SUPPLIED ENTRIES:
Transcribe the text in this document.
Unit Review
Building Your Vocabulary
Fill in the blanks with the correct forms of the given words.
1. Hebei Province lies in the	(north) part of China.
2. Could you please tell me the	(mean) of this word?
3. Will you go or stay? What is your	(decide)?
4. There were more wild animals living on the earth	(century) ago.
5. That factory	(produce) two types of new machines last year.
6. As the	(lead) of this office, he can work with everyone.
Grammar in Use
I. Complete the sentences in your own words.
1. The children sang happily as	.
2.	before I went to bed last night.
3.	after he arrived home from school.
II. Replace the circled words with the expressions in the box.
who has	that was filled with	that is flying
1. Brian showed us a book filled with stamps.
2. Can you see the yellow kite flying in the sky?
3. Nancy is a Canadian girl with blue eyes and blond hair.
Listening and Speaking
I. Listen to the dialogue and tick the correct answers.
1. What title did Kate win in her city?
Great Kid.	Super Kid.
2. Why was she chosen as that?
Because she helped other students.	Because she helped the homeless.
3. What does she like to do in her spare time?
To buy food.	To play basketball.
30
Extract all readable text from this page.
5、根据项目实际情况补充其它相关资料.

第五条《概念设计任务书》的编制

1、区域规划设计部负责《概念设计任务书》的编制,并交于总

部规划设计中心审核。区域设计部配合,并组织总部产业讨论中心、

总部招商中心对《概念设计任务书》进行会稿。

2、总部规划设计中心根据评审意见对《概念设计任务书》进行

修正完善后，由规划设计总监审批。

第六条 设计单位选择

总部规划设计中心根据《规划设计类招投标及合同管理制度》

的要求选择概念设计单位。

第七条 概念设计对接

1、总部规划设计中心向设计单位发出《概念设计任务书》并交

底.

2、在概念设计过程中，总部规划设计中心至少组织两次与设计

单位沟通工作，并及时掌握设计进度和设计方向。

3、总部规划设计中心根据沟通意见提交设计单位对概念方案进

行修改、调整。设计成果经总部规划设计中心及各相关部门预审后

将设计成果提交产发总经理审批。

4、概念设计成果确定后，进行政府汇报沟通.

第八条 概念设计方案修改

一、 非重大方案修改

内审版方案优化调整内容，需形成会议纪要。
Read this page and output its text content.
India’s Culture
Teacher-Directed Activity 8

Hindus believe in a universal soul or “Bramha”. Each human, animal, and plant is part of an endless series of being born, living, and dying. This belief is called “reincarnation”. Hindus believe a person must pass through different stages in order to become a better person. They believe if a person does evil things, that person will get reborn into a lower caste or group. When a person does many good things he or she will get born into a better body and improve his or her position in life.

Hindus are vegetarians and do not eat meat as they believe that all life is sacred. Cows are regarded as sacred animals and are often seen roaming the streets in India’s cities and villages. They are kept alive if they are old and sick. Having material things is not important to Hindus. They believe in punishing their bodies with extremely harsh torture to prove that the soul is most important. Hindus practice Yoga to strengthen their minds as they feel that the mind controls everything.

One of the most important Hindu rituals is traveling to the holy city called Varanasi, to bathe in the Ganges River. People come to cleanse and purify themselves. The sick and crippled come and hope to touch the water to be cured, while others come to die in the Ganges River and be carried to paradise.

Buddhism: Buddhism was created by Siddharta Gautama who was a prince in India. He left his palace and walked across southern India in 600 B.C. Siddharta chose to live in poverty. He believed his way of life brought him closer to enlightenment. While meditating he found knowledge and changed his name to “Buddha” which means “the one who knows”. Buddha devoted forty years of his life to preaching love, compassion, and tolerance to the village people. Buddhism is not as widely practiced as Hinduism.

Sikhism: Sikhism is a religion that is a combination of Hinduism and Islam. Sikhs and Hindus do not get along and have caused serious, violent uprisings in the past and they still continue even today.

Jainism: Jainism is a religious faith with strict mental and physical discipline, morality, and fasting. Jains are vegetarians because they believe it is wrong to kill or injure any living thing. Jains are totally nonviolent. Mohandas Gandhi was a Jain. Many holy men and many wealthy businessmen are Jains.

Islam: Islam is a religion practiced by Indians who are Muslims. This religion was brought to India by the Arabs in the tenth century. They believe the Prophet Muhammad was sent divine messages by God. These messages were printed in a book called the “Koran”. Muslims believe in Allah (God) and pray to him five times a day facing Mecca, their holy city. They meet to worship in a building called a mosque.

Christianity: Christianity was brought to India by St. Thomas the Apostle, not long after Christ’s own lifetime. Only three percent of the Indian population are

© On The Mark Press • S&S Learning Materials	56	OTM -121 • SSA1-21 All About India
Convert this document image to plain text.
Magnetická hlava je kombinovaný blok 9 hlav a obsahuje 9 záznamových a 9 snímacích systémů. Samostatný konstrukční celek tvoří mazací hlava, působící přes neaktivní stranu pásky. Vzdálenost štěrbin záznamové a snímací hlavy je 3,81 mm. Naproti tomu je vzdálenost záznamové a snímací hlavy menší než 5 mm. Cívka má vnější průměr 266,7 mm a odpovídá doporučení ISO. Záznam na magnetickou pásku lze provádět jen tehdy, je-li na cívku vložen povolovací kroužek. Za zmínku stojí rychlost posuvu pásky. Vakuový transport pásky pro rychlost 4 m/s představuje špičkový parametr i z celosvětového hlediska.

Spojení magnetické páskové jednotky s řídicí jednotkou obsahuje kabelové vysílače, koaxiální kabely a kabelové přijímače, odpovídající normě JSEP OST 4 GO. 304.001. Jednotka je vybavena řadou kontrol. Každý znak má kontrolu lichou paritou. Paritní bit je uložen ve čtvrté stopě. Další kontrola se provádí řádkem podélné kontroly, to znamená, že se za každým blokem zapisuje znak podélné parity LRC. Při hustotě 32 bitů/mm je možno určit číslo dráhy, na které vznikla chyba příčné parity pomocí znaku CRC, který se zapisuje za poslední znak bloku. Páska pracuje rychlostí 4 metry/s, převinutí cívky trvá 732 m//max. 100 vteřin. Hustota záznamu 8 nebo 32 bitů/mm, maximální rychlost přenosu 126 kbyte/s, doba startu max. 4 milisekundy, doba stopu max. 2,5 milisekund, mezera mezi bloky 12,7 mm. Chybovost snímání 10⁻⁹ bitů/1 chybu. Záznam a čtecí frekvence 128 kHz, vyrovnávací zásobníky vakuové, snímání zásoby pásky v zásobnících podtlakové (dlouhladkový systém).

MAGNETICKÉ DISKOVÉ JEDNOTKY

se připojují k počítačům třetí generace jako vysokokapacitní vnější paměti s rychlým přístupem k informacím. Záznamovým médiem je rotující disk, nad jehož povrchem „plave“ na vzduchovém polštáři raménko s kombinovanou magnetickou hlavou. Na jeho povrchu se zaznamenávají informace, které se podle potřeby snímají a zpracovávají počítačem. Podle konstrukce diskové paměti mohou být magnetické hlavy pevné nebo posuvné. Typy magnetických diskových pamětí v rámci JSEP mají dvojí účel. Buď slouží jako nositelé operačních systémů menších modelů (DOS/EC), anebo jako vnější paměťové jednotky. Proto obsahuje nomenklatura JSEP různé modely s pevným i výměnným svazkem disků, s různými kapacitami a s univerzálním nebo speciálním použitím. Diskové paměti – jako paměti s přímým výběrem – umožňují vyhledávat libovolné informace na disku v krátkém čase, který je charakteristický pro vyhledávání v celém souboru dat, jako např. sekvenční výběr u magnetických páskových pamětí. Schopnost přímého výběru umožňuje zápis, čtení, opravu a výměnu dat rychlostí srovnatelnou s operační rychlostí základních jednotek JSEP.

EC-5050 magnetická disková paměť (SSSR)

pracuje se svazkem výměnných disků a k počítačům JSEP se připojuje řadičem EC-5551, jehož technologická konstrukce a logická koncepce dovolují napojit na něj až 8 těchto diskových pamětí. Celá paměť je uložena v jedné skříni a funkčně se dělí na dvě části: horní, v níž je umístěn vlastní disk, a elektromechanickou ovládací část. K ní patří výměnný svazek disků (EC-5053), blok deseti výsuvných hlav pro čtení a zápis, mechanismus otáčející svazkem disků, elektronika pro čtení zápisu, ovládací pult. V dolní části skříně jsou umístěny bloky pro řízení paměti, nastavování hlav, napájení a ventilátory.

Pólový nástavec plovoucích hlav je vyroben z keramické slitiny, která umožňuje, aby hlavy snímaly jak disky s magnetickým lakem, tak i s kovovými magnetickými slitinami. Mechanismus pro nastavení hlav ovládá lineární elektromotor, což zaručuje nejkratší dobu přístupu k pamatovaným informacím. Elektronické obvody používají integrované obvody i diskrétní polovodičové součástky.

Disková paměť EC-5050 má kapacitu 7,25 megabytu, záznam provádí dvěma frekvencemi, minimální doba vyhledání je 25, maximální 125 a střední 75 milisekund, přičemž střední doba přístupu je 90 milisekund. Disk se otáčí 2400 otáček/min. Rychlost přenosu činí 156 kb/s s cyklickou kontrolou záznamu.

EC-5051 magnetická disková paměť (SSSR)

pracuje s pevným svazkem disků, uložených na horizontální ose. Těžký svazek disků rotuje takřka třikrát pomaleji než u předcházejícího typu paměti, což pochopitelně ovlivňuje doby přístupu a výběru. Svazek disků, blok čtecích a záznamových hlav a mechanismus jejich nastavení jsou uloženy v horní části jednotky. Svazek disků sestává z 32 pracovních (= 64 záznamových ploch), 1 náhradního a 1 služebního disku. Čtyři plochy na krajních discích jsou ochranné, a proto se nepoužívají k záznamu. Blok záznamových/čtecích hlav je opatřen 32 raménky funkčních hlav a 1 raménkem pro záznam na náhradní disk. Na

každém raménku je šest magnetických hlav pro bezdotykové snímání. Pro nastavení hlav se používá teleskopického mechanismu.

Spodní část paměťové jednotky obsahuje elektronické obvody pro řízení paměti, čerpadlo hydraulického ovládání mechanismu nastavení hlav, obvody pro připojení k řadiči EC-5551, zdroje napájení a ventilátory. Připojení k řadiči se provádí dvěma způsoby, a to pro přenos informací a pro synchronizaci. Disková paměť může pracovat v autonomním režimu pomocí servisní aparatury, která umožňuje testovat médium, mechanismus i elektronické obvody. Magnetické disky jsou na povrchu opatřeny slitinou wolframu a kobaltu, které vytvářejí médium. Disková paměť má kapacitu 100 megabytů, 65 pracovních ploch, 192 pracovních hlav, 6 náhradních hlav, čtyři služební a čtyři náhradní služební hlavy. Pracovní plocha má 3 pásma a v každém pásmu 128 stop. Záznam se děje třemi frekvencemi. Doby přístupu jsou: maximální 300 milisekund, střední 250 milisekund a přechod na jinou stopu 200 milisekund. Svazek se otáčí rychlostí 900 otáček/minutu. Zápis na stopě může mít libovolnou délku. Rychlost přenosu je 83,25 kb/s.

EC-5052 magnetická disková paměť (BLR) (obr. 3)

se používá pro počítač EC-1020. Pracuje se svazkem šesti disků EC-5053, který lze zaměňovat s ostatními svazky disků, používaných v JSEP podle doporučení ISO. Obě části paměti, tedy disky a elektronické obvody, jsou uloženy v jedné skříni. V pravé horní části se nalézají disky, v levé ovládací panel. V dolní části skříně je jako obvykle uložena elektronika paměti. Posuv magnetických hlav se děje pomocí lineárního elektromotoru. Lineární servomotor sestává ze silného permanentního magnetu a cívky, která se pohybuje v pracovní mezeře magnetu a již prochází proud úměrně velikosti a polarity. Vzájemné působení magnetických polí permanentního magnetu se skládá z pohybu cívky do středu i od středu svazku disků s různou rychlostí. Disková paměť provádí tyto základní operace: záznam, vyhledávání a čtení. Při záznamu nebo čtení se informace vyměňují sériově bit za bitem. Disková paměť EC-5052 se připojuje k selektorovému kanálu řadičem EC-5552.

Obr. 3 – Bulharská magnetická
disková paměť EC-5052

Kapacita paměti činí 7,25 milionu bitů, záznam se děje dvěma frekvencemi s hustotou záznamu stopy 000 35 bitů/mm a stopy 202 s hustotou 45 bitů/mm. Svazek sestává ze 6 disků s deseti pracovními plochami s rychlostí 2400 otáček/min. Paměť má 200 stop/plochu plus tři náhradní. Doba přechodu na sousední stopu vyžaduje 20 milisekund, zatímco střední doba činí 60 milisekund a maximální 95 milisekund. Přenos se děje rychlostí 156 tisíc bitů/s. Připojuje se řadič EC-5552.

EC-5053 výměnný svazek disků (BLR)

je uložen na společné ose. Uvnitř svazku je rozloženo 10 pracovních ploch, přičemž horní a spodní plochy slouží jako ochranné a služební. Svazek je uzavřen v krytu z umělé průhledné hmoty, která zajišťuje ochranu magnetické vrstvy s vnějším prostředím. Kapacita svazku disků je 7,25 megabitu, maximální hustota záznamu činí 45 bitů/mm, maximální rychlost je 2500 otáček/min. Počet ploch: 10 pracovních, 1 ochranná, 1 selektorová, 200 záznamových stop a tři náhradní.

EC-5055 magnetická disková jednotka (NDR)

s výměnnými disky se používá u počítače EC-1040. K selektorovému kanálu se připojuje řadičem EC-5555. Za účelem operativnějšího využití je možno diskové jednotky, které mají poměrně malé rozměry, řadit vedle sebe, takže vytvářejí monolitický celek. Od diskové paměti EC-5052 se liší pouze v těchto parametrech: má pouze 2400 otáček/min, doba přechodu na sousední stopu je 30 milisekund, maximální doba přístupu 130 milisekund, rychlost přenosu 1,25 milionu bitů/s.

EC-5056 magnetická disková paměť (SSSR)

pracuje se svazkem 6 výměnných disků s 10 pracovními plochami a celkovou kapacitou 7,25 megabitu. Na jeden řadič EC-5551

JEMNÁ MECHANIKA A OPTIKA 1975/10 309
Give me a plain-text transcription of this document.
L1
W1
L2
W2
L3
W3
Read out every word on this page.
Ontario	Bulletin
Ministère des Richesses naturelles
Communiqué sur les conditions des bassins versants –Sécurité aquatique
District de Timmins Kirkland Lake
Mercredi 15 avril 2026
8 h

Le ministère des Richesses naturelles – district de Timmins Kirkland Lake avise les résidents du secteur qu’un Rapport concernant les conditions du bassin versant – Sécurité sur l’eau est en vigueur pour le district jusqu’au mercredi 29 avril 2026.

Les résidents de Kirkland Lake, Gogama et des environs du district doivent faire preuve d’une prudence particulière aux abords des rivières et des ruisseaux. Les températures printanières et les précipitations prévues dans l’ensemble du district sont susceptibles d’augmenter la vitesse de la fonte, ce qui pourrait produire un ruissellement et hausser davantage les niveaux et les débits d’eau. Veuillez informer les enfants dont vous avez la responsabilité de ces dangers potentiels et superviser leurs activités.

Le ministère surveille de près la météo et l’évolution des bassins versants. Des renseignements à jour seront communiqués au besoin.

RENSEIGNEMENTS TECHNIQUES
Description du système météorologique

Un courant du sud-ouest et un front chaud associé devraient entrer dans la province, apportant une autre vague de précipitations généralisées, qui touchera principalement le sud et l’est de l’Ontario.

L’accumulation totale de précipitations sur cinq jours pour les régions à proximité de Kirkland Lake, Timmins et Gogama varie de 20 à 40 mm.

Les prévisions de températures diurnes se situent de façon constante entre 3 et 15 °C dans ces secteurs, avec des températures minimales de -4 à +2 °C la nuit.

SET EXERCISE:
Find the lines that include the string "dans", then copy each of them.

FULL OUTPUT:
Les résidents de Kirkland Lake, Gogama et des environs du district doivent faire preuve d’une prudence particulière aux abords des rivières et des ruisseaux. Les températures printanières et les précipitations prévues dans l’ensemble du district sont susceptibles d’augmenter la vitesse de la fonte, ce qui pourrait produire un ruissellement et hausser davantage les niveaux et les débits d’eau. Veuillez informer les enfants dont vous avez la responsabilité de ces dangers potentiels et superviser leurs activités.
Un courant du sud-ouest et un front chaud associé devraient entrer dans la province, apportant une autre vague de précipitations généralisées, qui touchera principalement le sud et l’est de l’Ontario.
Les prévisions de températures diurnes se situent de façon constante entre 3 et 15 °C dans ces secteurs, avec des températures minimales de -4 à +2 °C la nuit.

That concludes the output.